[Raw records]
--- start ---

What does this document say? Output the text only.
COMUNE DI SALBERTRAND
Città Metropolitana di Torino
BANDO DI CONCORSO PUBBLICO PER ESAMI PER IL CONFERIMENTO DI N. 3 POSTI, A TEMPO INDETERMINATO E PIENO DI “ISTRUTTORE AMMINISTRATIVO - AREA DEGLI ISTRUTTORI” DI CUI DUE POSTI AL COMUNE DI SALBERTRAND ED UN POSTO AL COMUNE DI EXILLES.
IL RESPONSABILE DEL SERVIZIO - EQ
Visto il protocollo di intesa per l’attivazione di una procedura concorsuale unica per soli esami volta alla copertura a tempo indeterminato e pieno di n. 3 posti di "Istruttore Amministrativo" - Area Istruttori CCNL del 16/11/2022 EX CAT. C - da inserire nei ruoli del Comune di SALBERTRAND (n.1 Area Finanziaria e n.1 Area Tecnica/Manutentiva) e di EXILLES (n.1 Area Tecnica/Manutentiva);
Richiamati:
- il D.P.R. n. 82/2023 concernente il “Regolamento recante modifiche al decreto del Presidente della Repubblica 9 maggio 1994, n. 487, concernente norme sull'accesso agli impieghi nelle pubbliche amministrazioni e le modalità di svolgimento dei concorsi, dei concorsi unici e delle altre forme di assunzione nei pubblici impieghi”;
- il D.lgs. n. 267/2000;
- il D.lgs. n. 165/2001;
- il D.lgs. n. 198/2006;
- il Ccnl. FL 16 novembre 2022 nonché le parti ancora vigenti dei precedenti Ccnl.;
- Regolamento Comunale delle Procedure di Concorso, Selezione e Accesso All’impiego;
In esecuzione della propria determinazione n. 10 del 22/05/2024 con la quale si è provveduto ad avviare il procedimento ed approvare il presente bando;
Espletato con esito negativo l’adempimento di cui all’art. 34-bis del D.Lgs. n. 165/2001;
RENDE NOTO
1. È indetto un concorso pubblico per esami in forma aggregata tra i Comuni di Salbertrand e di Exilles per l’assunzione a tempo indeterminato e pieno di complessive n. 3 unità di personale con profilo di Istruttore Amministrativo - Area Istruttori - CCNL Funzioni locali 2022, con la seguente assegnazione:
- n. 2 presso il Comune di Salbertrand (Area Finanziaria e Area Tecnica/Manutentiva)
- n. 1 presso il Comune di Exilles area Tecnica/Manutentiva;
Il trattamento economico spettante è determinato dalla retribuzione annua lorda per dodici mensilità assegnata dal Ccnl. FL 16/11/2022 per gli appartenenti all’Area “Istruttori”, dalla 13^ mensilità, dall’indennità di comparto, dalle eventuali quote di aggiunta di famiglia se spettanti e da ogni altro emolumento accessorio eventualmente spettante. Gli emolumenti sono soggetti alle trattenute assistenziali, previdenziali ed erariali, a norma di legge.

--- end ---
--- start ---

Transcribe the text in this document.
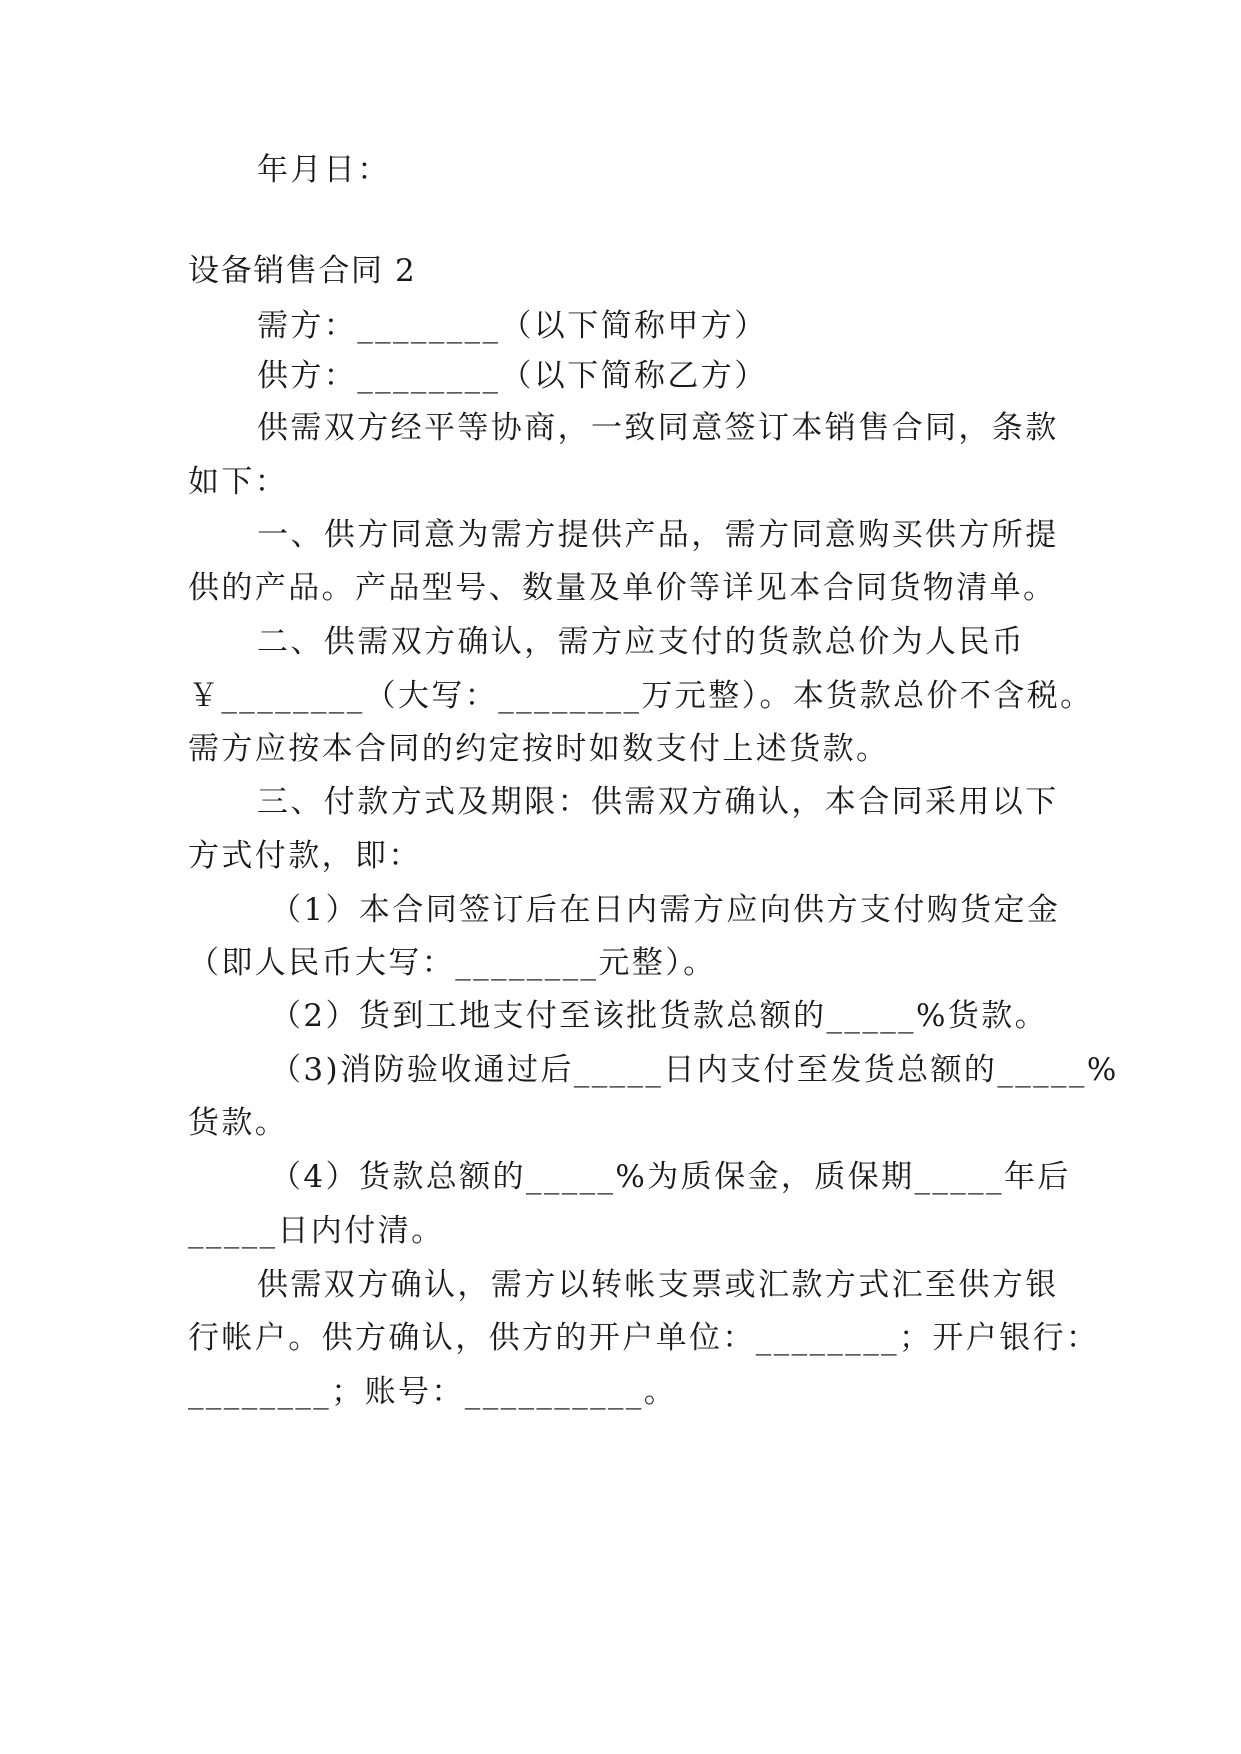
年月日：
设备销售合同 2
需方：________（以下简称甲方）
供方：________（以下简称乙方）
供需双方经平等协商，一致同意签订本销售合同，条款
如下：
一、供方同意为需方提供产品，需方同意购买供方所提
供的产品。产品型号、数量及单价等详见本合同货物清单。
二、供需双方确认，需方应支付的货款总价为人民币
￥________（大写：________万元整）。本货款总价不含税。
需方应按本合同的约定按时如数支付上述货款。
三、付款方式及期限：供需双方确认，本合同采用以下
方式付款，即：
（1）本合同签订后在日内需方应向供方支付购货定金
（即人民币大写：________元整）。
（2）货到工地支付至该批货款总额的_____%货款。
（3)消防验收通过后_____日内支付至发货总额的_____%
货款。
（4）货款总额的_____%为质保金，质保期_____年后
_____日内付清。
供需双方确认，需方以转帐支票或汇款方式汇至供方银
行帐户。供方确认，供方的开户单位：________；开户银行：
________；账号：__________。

--- end ---

**Exercise requirements**.
List each line holding the string "this".

**Task output**.
What does this document say? Output the text only.
Transcribe the text in this document.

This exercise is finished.